**Required work**
Give back only the records from the line that contains "annotation-arrow (398, 222, 458, 272)" through the line that contains "clock-time: 15:38 (1245, 723, 1277, 737)", with "desktop-icon" swapped for "shortcut" and everything else unchanged.

**Supplied records**
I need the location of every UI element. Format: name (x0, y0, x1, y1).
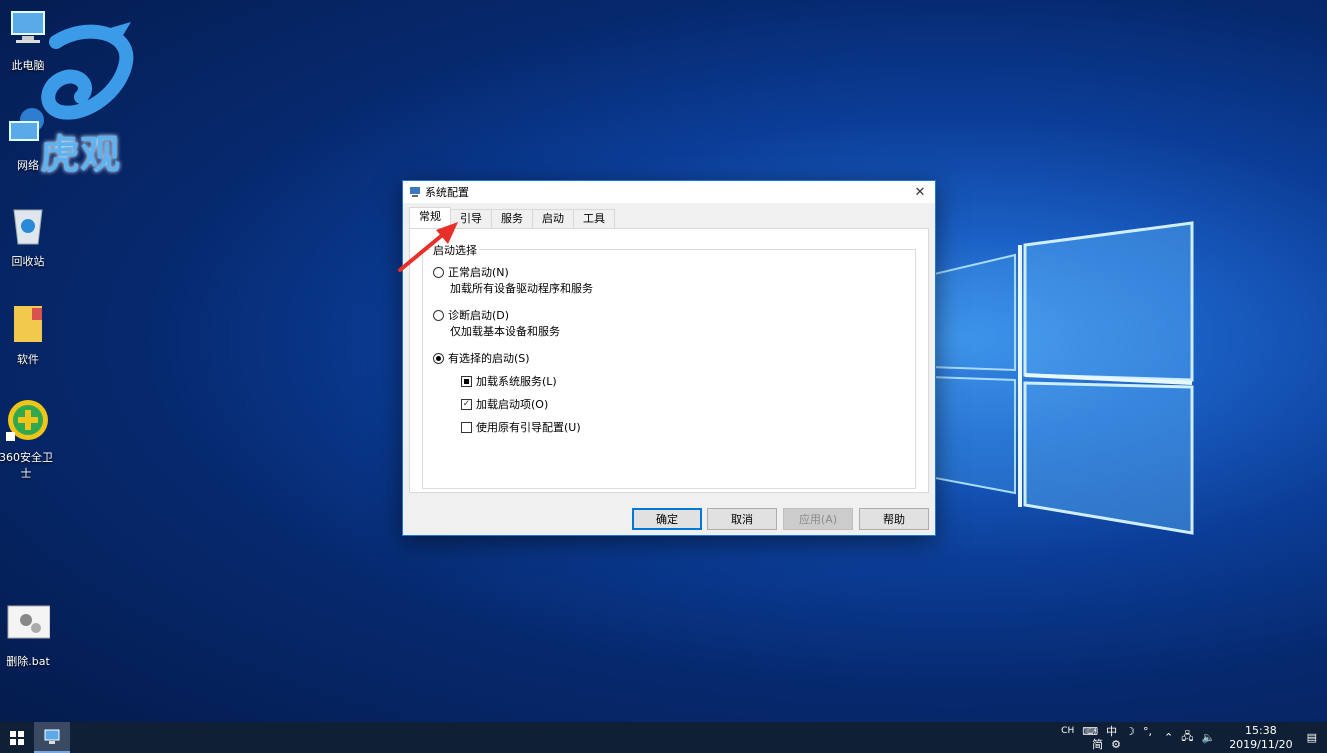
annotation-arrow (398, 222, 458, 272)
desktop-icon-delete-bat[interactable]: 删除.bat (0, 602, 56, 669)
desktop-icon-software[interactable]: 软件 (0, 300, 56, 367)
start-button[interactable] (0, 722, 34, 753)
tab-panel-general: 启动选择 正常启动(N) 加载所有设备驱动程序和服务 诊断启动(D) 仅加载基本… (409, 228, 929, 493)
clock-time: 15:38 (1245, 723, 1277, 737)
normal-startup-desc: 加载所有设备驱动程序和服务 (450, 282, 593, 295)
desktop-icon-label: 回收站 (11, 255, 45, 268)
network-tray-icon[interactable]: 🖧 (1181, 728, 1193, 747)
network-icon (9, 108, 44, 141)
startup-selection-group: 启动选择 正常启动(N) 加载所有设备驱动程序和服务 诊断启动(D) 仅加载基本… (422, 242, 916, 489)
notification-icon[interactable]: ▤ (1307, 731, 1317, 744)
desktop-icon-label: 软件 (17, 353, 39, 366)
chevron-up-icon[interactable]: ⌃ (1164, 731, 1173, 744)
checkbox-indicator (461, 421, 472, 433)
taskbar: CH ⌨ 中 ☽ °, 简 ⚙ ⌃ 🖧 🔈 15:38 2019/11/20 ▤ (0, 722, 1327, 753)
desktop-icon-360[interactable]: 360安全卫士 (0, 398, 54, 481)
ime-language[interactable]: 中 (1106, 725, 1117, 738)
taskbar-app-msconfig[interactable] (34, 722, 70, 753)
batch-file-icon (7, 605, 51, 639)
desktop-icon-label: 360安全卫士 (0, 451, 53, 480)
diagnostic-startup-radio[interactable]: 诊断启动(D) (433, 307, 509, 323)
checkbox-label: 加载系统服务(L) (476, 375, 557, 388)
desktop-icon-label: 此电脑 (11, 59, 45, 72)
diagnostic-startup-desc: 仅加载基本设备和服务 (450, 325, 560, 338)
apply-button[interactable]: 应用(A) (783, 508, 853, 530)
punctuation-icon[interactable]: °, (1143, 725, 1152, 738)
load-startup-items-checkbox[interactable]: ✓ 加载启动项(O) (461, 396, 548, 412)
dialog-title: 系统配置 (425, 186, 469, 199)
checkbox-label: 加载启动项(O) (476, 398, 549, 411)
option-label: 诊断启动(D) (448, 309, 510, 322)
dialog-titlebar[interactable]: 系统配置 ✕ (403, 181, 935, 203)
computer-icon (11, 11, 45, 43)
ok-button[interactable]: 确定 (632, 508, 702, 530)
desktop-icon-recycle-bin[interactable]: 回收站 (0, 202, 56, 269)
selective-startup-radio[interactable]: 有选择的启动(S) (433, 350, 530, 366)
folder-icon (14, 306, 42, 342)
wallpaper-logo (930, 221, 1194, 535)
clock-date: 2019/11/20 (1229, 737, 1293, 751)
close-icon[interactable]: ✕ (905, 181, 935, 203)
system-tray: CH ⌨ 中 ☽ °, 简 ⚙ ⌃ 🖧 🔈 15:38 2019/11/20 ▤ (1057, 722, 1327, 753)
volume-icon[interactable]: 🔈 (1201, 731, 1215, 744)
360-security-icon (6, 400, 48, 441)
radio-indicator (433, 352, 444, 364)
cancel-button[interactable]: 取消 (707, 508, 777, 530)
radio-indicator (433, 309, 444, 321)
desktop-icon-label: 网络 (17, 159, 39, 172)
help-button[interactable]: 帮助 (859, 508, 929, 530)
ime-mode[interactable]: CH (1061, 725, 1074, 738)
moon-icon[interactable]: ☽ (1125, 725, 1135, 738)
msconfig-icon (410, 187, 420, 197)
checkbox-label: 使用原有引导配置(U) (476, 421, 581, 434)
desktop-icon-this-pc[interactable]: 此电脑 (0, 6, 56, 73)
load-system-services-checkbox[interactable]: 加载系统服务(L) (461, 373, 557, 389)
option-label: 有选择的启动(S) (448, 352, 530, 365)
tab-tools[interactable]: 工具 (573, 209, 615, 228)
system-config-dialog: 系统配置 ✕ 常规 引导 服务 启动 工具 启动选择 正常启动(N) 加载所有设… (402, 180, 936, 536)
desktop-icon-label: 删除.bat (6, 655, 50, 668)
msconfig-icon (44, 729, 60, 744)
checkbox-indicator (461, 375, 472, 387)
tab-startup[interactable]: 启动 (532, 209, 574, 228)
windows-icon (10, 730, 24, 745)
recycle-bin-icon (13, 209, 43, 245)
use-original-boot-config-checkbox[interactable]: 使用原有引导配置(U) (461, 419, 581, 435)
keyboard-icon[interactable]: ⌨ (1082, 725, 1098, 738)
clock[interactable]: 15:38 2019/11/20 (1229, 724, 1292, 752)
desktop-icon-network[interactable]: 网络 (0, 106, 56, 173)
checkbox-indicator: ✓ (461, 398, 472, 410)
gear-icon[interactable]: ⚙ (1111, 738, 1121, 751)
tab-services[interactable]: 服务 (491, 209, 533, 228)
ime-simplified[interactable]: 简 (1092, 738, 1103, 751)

--

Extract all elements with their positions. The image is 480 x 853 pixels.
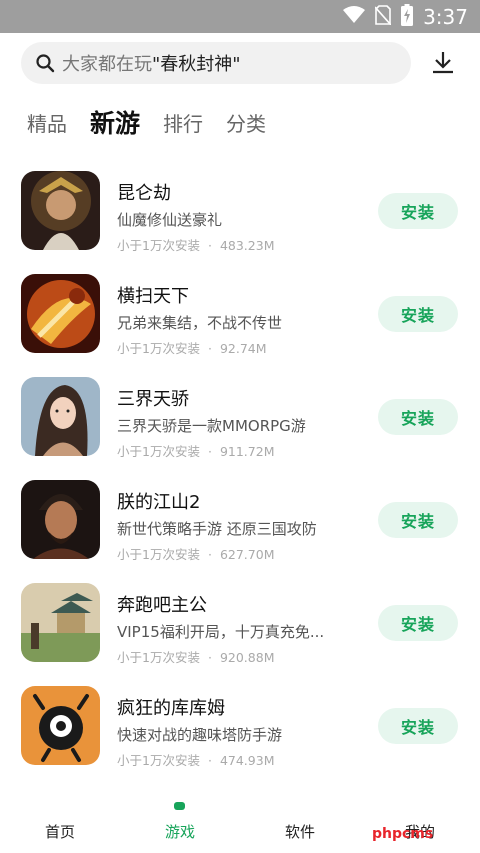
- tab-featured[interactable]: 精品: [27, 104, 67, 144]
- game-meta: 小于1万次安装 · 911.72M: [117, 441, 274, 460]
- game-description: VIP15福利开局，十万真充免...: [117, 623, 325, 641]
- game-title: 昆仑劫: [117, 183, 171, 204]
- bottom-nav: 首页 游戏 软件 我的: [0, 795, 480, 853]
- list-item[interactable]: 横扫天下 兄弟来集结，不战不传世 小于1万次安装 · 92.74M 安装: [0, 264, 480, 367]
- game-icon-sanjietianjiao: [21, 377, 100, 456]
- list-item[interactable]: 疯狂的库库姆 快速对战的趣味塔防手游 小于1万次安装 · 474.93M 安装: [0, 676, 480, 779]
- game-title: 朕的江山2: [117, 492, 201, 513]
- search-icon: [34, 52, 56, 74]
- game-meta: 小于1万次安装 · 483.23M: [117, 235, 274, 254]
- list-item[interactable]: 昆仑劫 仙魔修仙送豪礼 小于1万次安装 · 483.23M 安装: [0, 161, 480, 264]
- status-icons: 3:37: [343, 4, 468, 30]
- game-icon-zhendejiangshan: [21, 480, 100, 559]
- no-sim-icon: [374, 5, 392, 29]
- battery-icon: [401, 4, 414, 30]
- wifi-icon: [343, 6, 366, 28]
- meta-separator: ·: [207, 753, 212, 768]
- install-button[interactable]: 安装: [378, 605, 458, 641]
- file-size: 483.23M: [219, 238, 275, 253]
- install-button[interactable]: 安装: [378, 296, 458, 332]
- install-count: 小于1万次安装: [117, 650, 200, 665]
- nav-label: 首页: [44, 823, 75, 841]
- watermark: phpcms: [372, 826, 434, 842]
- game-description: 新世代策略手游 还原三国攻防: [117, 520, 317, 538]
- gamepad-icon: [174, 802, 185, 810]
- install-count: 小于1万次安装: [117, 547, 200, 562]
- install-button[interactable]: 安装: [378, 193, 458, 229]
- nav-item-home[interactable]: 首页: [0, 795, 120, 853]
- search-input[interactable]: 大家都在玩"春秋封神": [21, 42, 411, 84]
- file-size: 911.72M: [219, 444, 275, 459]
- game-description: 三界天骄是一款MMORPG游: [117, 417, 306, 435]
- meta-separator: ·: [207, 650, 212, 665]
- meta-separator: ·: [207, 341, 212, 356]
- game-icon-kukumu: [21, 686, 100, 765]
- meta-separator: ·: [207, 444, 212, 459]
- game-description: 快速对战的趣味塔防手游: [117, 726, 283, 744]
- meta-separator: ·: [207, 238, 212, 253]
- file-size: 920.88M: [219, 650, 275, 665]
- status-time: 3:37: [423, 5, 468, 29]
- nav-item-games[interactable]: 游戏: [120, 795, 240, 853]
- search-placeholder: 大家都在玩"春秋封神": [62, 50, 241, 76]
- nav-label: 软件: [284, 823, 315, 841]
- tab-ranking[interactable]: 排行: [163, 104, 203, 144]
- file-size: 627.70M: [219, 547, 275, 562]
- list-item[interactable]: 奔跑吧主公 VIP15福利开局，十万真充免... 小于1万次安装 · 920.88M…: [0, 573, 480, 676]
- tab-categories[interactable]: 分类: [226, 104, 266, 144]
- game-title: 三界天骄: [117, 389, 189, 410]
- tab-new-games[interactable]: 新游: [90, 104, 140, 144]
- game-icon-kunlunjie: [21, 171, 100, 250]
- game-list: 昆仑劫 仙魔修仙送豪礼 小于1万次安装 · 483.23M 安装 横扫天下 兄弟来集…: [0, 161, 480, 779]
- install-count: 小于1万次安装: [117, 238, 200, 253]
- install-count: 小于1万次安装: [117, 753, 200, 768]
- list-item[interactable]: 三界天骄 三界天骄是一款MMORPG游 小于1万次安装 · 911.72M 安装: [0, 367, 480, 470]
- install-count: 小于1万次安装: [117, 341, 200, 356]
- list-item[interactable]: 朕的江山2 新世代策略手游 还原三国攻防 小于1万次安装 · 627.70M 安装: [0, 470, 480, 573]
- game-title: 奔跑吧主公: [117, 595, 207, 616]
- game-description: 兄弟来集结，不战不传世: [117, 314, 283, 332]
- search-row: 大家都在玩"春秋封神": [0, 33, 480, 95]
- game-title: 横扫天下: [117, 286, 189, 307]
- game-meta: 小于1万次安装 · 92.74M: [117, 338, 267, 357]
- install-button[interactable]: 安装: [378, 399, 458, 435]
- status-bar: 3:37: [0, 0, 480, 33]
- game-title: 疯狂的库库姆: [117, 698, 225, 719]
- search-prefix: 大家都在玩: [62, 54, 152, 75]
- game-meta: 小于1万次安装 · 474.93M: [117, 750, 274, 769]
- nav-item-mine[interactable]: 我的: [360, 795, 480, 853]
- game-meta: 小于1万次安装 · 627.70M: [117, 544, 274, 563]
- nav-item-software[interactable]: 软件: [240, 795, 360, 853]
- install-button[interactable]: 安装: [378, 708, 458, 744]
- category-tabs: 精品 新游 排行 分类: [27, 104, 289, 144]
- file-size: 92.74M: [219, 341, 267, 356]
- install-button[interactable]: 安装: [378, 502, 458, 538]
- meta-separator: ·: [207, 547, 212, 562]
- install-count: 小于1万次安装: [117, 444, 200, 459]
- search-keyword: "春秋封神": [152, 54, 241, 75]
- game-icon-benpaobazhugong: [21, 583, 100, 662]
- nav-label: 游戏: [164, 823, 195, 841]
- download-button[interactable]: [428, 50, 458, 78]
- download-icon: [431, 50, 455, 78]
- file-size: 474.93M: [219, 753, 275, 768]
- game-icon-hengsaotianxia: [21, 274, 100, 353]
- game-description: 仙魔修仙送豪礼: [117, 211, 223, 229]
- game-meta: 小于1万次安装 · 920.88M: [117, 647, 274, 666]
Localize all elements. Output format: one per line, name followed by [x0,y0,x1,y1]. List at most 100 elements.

**Answer to this exercise**
annotation-arrow (398, 222, 458, 272)
shortcut-delete-bat[interactable]: 删除.bat (0, 602, 56, 669)
shortcut-software[interactable]: 软件 (0, 300, 56, 367)
start-button[interactable] (0, 722, 34, 753)
tab-panel-general: 启动选择 正常启动(N) 加载所有设备驱动程序和服务 诊断启动(D) 仅加载基本… (409, 228, 929, 493)
clock-time: 15:38 (1245, 723, 1277, 737)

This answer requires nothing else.